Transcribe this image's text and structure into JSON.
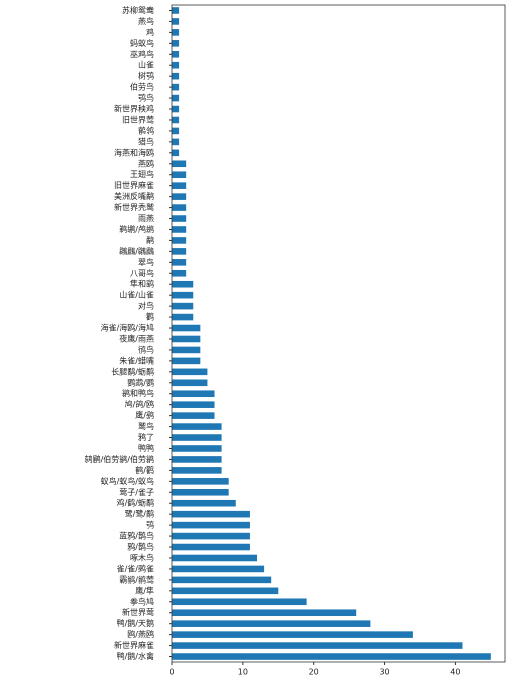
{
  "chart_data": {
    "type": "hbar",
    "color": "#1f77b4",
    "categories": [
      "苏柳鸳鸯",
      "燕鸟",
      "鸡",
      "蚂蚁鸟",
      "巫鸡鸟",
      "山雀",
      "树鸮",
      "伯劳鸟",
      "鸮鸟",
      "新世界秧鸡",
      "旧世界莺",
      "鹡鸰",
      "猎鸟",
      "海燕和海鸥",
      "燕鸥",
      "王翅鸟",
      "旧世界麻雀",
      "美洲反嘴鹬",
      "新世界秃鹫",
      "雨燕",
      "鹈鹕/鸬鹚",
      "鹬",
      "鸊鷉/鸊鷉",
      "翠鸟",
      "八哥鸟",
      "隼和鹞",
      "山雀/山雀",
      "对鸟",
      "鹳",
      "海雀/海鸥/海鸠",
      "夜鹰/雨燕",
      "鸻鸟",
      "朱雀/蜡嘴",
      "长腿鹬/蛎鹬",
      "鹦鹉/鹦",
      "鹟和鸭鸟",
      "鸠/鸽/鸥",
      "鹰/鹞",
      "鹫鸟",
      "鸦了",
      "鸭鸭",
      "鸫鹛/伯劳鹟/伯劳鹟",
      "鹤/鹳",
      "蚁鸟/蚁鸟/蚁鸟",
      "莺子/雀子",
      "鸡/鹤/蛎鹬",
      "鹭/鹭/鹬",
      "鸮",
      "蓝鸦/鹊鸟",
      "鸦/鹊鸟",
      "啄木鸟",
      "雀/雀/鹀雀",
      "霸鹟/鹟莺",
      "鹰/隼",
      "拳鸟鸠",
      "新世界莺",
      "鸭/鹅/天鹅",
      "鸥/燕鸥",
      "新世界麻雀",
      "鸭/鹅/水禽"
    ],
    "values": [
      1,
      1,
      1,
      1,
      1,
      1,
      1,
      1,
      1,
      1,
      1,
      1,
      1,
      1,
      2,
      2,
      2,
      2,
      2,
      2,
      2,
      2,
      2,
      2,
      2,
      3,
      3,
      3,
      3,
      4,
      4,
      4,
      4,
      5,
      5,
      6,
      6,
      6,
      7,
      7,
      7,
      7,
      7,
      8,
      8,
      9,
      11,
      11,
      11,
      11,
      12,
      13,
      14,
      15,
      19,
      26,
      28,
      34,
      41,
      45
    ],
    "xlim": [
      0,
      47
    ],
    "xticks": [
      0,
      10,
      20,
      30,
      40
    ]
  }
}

★ ★ ★ ★ ★ ★ ★

Task statement
Without the pictures, write out every entry precisely as it appears.

Correct result
Transcribe this image's text and structure into JSON.
{
  "chart_data": {
    "type": "hbar",
    "color": "#1f77b4",
    "categories": [
      "苏柳鸳鸯",
      "燕鸟",
      "鸡",
      "蚂蚁鸟",
      "巫鸡鸟",
      "山雀",
      "树鸮",
      "伯劳鸟",
      "鸮鸟",
      "新世界秧鸡",
      "旧世界莺",
      "鹡鸰",
      "猎鸟",
      "海燕和海鸥",
      "燕鸥",
      "王翅鸟",
      "旧世界麻雀",
      "美洲反嘴鹬",
      "新世界秃鹫",
      "雨燕",
      "鹈鹕/鸬鹚",
      "鹬",
      "鸊鷉/鸊鷉",
      "翠鸟",
      "八哥鸟",
      "隼和鹞",
      "山雀/山雀",
      "对鸟",
      "鹳",
      "海雀/海鸥/海鸠",
      "夜鹰/雨燕",
      "鸻鸟",
      "朱雀/蜡嘴",
      "长腿鹬/蛎鹬",
      "鹦鹉/鹦",
      "鹟和鸭鸟",
      "鸠/鸽/鸥",
      "鹰/鹞",
      "鹫鸟",
      "鸦了",
      "鸭鸭",
      "鸫鹛/伯劳鹟/伯劳鹟",
      "鹤/鹳",
      "蚁鸟/蚁鸟/蚁鸟",
      "莺子/雀子",
      "鸡/鹤/蛎鹬",
      "鹭/鹭/鹬",
      "鸮",
      "蓝鸦/鹊鸟",
      "鸦/鹊鸟",
      "啄木鸟",
      "雀/雀/鹀雀",
      "霸鹟/鹟莺",
      "鹰/隼",
      "拳鸟鸠",
      "新世界莺",
      "鸭/鹅/天鹅",
      "鸥/燕鸥",
      "新世界麻雀",
      "鸭/鹅/水禽"
    ],
    "values": [
      1,
      1,
      1,
      1,
      1,
      1,
      1,
      1,
      1,
      1,
      1,
      1,
      1,
      1,
      2,
      2,
      2,
      2,
      2,
      2,
      2,
      2,
      2,
      2,
      2,
      3,
      3,
      3,
      3,
      4,
      4,
      4,
      4,
      5,
      5,
      6,
      6,
      6,
      7,
      7,
      7,
      7,
      7,
      8,
      8,
      9,
      11,
      11,
      11,
      11,
      12,
      13,
      14,
      15,
      19,
      26,
      28,
      34,
      41,
      45
    ],
    "xlim": [
      0,
      47
    ],
    "xticks": [
      0,
      10,
      20,
      30,
      40
    ]
  }
}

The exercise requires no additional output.